:: Supplied records ::

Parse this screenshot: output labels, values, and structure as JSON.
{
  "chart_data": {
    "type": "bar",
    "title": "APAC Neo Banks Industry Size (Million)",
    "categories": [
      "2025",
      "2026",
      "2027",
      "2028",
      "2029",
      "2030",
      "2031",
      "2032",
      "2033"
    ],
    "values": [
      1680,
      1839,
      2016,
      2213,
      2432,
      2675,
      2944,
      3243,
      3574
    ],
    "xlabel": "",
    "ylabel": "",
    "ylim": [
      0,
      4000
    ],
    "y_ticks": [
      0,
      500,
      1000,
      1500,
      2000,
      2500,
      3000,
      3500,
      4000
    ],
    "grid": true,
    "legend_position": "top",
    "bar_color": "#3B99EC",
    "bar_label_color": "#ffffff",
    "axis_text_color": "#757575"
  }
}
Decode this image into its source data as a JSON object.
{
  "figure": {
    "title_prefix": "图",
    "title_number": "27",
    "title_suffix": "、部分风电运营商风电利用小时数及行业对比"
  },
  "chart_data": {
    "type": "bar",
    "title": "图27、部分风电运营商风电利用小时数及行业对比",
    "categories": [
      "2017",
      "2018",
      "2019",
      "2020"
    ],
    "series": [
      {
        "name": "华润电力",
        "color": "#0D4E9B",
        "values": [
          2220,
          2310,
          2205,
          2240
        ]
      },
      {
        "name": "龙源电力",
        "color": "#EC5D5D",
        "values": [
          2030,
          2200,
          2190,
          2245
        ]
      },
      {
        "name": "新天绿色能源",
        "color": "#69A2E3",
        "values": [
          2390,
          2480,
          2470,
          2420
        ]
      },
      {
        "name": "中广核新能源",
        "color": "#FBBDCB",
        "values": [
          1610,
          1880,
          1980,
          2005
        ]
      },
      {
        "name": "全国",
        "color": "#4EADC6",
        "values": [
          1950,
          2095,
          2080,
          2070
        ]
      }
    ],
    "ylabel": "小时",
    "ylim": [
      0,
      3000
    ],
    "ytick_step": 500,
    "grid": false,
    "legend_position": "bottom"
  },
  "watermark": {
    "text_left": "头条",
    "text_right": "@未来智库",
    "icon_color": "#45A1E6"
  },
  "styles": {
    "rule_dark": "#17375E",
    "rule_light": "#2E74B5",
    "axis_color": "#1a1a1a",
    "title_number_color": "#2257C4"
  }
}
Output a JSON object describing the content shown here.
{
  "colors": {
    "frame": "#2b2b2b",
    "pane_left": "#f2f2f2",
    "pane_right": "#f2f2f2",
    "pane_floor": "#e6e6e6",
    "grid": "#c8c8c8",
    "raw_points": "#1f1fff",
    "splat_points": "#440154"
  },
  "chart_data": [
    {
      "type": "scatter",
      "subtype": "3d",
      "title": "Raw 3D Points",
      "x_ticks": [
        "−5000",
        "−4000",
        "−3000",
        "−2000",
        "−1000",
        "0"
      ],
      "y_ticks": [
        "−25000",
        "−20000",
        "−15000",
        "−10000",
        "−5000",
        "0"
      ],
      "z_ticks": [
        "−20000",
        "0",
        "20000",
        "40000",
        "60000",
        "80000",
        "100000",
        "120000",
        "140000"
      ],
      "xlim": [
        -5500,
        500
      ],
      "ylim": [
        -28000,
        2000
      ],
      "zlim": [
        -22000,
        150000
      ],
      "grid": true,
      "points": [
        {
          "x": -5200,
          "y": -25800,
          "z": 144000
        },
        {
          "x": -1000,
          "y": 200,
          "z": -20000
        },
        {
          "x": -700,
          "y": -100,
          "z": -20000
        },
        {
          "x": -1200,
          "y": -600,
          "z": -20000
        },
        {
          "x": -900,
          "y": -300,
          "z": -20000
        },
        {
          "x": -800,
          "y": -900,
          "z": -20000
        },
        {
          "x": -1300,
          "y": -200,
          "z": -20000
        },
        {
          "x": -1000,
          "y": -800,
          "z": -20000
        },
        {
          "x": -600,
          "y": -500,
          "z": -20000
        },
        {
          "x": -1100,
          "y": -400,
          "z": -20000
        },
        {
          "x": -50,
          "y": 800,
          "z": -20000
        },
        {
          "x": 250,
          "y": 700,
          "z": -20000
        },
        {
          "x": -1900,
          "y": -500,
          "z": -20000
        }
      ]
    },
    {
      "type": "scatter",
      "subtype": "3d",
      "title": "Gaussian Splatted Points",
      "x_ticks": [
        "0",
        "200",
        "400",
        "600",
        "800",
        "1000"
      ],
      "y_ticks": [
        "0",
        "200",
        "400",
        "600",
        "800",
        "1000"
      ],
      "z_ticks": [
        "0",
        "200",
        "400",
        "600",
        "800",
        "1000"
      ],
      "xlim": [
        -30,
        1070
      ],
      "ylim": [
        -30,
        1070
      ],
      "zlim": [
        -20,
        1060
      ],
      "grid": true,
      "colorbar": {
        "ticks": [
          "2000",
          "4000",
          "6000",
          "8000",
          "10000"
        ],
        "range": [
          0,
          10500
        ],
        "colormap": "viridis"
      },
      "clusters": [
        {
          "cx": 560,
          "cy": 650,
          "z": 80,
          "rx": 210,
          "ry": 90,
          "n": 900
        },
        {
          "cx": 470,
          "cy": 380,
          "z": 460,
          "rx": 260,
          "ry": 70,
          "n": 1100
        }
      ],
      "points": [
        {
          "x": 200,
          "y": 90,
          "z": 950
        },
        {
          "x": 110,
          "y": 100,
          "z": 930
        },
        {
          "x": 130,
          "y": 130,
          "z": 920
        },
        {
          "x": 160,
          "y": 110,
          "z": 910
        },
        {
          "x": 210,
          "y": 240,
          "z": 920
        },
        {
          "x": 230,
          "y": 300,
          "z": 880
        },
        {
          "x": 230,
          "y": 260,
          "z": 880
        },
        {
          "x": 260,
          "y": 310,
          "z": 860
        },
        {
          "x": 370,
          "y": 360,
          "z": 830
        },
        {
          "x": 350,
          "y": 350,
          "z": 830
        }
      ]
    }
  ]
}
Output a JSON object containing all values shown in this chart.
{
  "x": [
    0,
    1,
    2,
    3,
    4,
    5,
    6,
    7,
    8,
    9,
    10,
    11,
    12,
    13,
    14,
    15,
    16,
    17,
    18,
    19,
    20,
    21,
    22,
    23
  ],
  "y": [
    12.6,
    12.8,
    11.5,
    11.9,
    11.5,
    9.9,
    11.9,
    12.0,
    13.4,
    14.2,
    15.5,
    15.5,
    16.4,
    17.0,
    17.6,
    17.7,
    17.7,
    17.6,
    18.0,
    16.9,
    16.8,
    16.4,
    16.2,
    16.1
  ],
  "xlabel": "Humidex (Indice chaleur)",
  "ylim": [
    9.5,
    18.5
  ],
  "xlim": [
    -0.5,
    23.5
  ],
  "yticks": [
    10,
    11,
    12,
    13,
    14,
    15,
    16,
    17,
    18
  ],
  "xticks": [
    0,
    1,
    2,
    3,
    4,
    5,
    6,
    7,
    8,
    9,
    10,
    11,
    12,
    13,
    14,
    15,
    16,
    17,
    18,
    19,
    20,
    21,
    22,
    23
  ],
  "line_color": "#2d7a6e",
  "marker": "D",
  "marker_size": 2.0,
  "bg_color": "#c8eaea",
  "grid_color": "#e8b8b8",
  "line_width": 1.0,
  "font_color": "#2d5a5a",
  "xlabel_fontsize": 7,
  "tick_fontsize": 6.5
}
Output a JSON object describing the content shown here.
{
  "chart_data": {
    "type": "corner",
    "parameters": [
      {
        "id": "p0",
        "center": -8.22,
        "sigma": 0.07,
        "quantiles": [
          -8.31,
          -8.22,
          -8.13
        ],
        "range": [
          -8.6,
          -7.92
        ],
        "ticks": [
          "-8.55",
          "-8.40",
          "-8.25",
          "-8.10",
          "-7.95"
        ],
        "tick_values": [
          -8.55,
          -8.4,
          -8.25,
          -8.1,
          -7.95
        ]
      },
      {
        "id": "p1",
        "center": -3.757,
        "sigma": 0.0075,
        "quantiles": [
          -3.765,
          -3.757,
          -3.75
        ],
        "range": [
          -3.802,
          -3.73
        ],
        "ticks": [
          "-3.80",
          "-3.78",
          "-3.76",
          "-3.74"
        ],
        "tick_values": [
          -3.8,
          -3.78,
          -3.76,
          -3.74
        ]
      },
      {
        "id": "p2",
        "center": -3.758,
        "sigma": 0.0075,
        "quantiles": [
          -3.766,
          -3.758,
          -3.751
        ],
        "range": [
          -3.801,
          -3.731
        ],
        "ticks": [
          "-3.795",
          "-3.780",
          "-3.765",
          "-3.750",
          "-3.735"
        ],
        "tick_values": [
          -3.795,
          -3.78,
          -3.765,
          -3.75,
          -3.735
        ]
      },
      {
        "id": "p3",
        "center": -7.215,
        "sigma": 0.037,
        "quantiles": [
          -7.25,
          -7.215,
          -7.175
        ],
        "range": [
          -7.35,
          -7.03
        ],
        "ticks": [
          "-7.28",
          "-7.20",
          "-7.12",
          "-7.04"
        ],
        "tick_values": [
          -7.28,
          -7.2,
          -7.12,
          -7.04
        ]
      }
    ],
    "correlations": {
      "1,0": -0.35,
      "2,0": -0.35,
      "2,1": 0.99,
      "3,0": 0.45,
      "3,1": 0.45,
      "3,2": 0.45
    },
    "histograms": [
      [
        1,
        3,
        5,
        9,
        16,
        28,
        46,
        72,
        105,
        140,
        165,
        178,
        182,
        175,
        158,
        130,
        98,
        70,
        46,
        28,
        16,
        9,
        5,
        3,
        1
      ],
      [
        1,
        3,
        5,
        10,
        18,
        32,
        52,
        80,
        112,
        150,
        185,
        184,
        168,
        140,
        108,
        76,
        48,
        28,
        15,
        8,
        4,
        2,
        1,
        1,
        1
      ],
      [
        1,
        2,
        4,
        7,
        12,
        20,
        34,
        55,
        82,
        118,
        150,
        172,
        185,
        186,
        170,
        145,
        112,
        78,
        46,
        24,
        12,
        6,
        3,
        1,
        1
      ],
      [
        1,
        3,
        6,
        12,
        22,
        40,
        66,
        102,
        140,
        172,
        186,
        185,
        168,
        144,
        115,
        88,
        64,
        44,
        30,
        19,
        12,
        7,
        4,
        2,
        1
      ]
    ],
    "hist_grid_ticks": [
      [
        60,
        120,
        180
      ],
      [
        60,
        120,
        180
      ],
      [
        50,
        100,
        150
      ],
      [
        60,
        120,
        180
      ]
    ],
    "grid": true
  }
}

:::

What the task asks: In the records above, collect each line with "sigma".

Task response:
        "sigma": 0.07,
        "sigma": 0.0075,
        "sigma": 0.0075,
        "sigma": 0.037,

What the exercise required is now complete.